Instruction: Write out all of the records precisely. Skip anything that is a picture.

(Source data)
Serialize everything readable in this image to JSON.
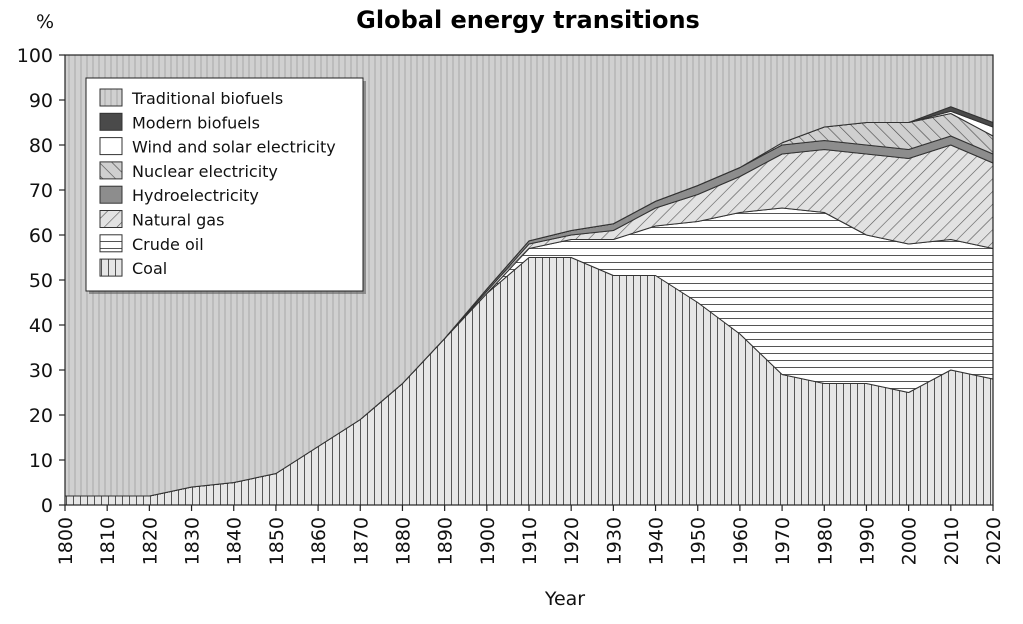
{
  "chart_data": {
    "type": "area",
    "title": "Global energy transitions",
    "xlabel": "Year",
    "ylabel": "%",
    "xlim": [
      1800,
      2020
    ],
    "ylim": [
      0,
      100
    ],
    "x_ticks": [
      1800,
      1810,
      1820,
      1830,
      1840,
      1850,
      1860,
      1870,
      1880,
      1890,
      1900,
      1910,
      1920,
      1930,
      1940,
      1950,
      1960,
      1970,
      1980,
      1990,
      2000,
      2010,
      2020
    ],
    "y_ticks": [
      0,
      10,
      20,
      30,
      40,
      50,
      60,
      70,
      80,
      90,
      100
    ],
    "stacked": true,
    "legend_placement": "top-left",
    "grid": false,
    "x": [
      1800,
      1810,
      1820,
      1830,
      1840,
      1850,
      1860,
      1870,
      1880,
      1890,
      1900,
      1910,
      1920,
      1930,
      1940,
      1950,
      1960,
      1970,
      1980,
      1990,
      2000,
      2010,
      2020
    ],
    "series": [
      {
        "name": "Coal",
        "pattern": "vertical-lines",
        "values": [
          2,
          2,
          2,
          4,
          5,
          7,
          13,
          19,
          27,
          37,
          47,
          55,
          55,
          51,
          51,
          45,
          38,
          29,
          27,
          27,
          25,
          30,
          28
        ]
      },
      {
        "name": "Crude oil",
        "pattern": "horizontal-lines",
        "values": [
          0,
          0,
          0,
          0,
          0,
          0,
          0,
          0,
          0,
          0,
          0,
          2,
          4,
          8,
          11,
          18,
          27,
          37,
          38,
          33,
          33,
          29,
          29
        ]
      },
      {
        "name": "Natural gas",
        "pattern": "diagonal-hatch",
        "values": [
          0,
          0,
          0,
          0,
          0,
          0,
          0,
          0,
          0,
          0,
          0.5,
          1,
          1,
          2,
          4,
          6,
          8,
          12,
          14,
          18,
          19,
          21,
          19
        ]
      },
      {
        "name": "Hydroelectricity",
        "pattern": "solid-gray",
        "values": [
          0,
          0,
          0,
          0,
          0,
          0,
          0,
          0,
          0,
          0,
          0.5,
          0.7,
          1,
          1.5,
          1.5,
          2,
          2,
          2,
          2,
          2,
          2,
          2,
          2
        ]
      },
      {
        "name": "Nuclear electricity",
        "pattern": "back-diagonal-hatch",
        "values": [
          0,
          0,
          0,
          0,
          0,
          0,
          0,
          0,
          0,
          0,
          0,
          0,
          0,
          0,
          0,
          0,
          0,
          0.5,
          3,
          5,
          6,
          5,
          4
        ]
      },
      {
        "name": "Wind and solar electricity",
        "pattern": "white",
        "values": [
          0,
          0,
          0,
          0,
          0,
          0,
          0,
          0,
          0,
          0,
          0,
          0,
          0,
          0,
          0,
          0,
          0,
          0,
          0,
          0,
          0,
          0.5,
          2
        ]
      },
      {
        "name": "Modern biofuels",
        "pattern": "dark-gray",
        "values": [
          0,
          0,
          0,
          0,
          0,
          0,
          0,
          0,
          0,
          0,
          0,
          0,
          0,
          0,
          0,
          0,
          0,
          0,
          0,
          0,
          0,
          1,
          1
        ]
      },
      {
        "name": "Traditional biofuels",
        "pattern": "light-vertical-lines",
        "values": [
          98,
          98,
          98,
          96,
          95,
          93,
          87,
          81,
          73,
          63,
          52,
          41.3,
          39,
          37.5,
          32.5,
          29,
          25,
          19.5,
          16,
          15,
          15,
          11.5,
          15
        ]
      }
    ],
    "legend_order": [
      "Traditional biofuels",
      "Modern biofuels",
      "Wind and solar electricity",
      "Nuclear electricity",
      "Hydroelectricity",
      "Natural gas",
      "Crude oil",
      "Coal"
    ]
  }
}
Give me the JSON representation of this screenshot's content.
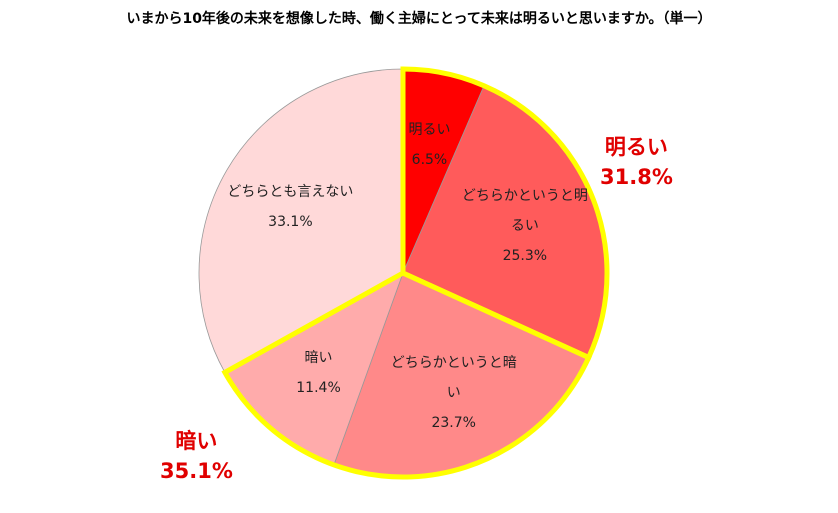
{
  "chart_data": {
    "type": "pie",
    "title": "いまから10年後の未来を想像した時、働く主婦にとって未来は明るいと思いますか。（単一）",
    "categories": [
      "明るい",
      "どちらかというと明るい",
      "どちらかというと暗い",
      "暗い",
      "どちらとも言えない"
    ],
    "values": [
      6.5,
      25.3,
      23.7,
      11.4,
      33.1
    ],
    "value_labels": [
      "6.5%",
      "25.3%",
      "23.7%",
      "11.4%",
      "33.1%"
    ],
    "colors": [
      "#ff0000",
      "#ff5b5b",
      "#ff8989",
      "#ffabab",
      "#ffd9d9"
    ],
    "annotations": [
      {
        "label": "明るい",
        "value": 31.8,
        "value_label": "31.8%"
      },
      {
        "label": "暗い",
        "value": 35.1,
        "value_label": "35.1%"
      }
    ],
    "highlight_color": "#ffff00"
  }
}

Solution to this problem:
Serialize everything readable in this image to JSON.
{
  "chart_data": {
    "type": "area",
    "title": "Global energy transitions",
    "xlabel": "Year",
    "ylabel": "%",
    "xlim": [
      1800,
      2020
    ],
    "ylim": [
      0,
      100
    ],
    "x_ticks": [
      1800,
      1810,
      1820,
      1830,
      1840,
      1850,
      1860,
      1870,
      1880,
      1890,
      1900,
      1910,
      1920,
      1930,
      1940,
      1950,
      1960,
      1970,
      1980,
      1990,
      2000,
      2010,
      2020
    ],
    "y_ticks": [
      0,
      10,
      20,
      30,
      40,
      50,
      60,
      70,
      80,
      90,
      100
    ],
    "stacked": true,
    "legend_placement": "top-left",
    "grid": false,
    "x": [
      1800,
      1810,
      1820,
      1830,
      1840,
      1850,
      1860,
      1870,
      1880,
      1890,
      1900,
      1910,
      1920,
      1930,
      1940,
      1950,
      1960,
      1970,
      1980,
      1990,
      2000,
      2010,
      2020
    ],
    "series": [
      {
        "name": "Coal",
        "pattern": "vertical-lines",
        "values": [
          2,
          2,
          2,
          4,
          5,
          7,
          13,
          19,
          27,
          37,
          47,
          55,
          55,
          51,
          51,
          45,
          38,
          29,
          27,
          27,
          25,
          30,
          28
        ]
      },
      {
        "name": "Crude oil",
        "pattern": "horizontal-lines",
        "values": [
          0,
          0,
          0,
          0,
          0,
          0,
          0,
          0,
          0,
          0,
          0,
          2,
          4,
          8,
          11,
          18,
          27,
          37,
          38,
          33,
          33,
          29,
          29
        ]
      },
      {
        "name": "Natural gas",
        "pattern": "diagonal-hatch",
        "values": [
          0,
          0,
          0,
          0,
          0,
          0,
          0,
          0,
          0,
          0,
          0.5,
          1,
          1,
          2,
          4,
          6,
          8,
          12,
          14,
          18,
          19,
          21,
          19
        ]
      },
      {
        "name": "Hydroelectricity",
        "pattern": "solid-gray",
        "values": [
          0,
          0,
          0,
          0,
          0,
          0,
          0,
          0,
          0,
          0,
          0.5,
          0.7,
          1,
          1.5,
          1.5,
          2,
          2,
          2,
          2,
          2,
          2,
          2,
          2
        ]
      },
      {
        "name": "Nuclear electricity",
        "pattern": "back-diagonal-hatch",
        "values": [
          0,
          0,
          0,
          0,
          0,
          0,
          0,
          0,
          0,
          0,
          0,
          0,
          0,
          0,
          0,
          0,
          0,
          0.5,
          3,
          5,
          6,
          5,
          4
        ]
      },
      {
        "name": "Wind and solar electricity",
        "pattern": "white",
        "values": [
          0,
          0,
          0,
          0,
          0,
          0,
          0,
          0,
          0,
          0,
          0,
          0,
          0,
          0,
          0,
          0,
          0,
          0,
          0,
          0,
          0,
          0.5,
          2
        ]
      },
      {
        "name": "Modern biofuels",
        "pattern": "dark-gray",
        "values": [
          0,
          0,
          0,
          0,
          0,
          0,
          0,
          0,
          0,
          0,
          0,
          0,
          0,
          0,
          0,
          0,
          0,
          0,
          0,
          0,
          0,
          1,
          1
        ]
      },
      {
        "name": "Traditional biofuels",
        "pattern": "light-vertical-lines",
        "values": [
          98,
          98,
          98,
          96,
          95,
          93,
          87,
          81,
          73,
          63,
          52,
          41.3,
          39,
          37.5,
          32.5,
          29,
          25,
          19.5,
          16,
          15,
          15,
          11.5,
          15
        ]
      }
    ],
    "legend_order": [
      "Traditional biofuels",
      "Modern biofuels",
      "Wind and solar electricity",
      "Nuclear electricity",
      "Hydroelectricity",
      "Natural gas",
      "Crude oil",
      "Coal"
    ]
  }
}
Give me the JSON representation of this screenshot's content.
{
  "chart_data": {
    "type": "pie",
    "title": "いまから10年後の未来を想像した時、働く主婦にとって未来は明るいと思いますか。（単一）",
    "categories": [
      "明るい",
      "どちらかというと明るい",
      "どちらかというと暗い",
      "暗い",
      "どちらとも言えない"
    ],
    "values": [
      6.5,
      25.3,
      23.7,
      11.4,
      33.1
    ],
    "value_labels": [
      "6.5%",
      "25.3%",
      "23.7%",
      "11.4%",
      "33.1%"
    ],
    "colors": [
      "#ff0000",
      "#ff5b5b",
      "#ff8989",
      "#ffabab",
      "#ffd9d9"
    ],
    "annotations": [
      {
        "label": "明るい",
        "value": 31.8,
        "value_label": "31.8%"
      },
      {
        "label": "暗い",
        "value": 35.1,
        "value_label": "35.1%"
      }
    ],
    "highlight_color": "#ffff00"
  }
}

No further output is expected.